**Dataset entries**
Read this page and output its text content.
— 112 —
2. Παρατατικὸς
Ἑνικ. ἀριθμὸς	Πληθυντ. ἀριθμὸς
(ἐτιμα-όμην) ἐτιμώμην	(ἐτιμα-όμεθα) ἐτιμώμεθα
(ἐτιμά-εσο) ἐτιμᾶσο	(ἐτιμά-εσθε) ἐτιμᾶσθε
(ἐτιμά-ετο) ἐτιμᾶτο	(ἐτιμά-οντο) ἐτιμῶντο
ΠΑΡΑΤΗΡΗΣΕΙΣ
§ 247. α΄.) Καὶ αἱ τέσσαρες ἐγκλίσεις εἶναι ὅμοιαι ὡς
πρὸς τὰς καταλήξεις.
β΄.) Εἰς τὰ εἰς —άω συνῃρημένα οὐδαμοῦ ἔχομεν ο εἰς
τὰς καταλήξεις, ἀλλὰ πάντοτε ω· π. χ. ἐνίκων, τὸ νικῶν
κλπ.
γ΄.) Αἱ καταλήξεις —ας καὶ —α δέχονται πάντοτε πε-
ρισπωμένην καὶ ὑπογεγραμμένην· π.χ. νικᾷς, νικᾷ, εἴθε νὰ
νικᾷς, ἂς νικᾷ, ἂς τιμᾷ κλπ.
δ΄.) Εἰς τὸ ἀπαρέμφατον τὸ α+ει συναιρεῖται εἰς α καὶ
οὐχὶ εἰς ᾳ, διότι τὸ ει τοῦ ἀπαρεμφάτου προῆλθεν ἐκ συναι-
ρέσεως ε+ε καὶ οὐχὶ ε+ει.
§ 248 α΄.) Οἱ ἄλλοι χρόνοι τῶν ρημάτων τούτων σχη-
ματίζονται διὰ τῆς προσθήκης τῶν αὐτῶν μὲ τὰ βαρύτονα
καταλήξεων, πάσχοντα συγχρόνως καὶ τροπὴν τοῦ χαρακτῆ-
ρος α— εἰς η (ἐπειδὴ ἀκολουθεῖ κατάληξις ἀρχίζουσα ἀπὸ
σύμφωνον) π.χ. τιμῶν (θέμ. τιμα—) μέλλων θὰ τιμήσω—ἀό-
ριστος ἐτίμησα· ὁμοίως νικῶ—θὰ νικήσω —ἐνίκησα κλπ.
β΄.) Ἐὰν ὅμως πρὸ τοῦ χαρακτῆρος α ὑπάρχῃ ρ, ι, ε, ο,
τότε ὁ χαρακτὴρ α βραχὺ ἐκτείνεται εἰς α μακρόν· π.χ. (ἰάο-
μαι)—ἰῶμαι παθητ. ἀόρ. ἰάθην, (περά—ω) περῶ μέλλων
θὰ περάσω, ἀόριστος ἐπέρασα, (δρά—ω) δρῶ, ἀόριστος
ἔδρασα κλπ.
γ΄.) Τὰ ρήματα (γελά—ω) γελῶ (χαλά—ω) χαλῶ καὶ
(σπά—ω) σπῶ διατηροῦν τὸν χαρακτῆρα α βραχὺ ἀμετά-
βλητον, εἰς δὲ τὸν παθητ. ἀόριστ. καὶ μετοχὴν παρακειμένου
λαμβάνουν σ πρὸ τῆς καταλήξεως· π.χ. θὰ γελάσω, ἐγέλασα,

**What you should do**
Extract the listing in its entirety, matching it exactly.

**Task response**
Read this page and output its text content.
— 112 —
2. Παρατατικὸς
Ἑνικ. ἀριθμὸς	Πληθυντ. ἀριθμὸς
(ἐτιμα-όμην) ἐτιμώμην	(ἐτιμα-όμεθα) ἐτιμώμεθα
(ἐτιμά-εσο) ἐτιμᾶσο	(ἐτιμά-εσθε) ἐτιμᾶσθε
(ἐτιμά-ετο) ἐτιμᾶτο	(ἐτιμά-οντο) ἐτιμῶντο
ΠΑΡΑΤΗΡΗΣΕΙΣ
§ 247. α΄.) Καὶ αἱ τέσσαρες ἐγκλίσεις εἶναι ὅμοιαι ὡς
πρὸς τὰς καταλήξεις.
β΄.) Εἰς τὰ εἰς —άω συνῃρημένα οὐδαμοῦ ἔχομεν ο εἰς
τὰς καταλήξεις, ἀλλὰ πάντοτε ω· π. χ. ἐνίκων, τὸ νικῶν
κλπ.
γ΄.) Αἱ καταλήξεις —ας καὶ —α δέχονται πάντοτε πε-
ρισπωμένην καὶ ὑπογεγραμμένην· π.χ. νικᾷς, νικᾷ, εἴθε νὰ
νικᾷς, ἂς νικᾷ, ἂς τιμᾷ κλπ.
δ΄.) Εἰς τὸ ἀπαρέμφατον τὸ α+ει συναιρεῖται εἰς α καὶ
οὐχὶ εἰς ᾳ, διότι τὸ ει τοῦ ἀπαρεμφάτου προῆλθεν ἐκ συναι-
ρέσεως ε+ε καὶ οὐχὶ ε+ει.
§ 248 α΄.) Οἱ ἄλλοι χρόνοι τῶν ρημάτων τούτων σχη-
ματίζονται διὰ τῆς προσθήκης τῶν αὐτῶν μὲ τὰ βαρύτονα
καταλήξεων, πάσχοντα συγχρόνως καὶ τροπὴν τοῦ χαρακτῆ-
ρος α— εἰς η (ἐπειδὴ ἀκολουθεῖ κατάληξις ἀρχίζουσα ἀπὸ
σύμφωνον) π.χ. τιμῶν (θέμ. τιμα—) μέλλων θὰ τιμήσω—ἀό-
ριστος ἐτίμησα· ὁμοίως νικῶ—θὰ νικήσω —ἐνίκησα κλπ.
β΄.) Ἐὰν ὅμως πρὸ τοῦ χαρακτῆρος α ὑπάρχῃ ρ, ι, ε, ο,
τότε ὁ χαρακτὴρ α βραχὺ ἐκτείνεται εἰς α μακρόν· π.χ. (ἰάο-
μαι)—ἰῶμαι παθητ. ἀόρ. ἰάθην, (περά—ω) περῶ μέλλων
θὰ περάσω, ἀόριστος ἐπέρασα, (δρά—ω) δρῶ, ἀόριστος
ἔδρασα κλπ.
γ΄.) Τὰ ρήματα (γελά—ω) γελῶ (χαλά—ω) χαλῶ καὶ
(σπά—ω) σπῶ διατηροῦν τὸν χαρακτῆρα α βραχὺ ἀμετά-
βλητον, εἰς δὲ τὸν παθητ. ἀόριστ. καὶ μετοχὴν παρακειμένου
λαμβάνουν σ πρὸ τῆς καταλήξεως· π.χ. θὰ γελάσω, ἐγέλασα,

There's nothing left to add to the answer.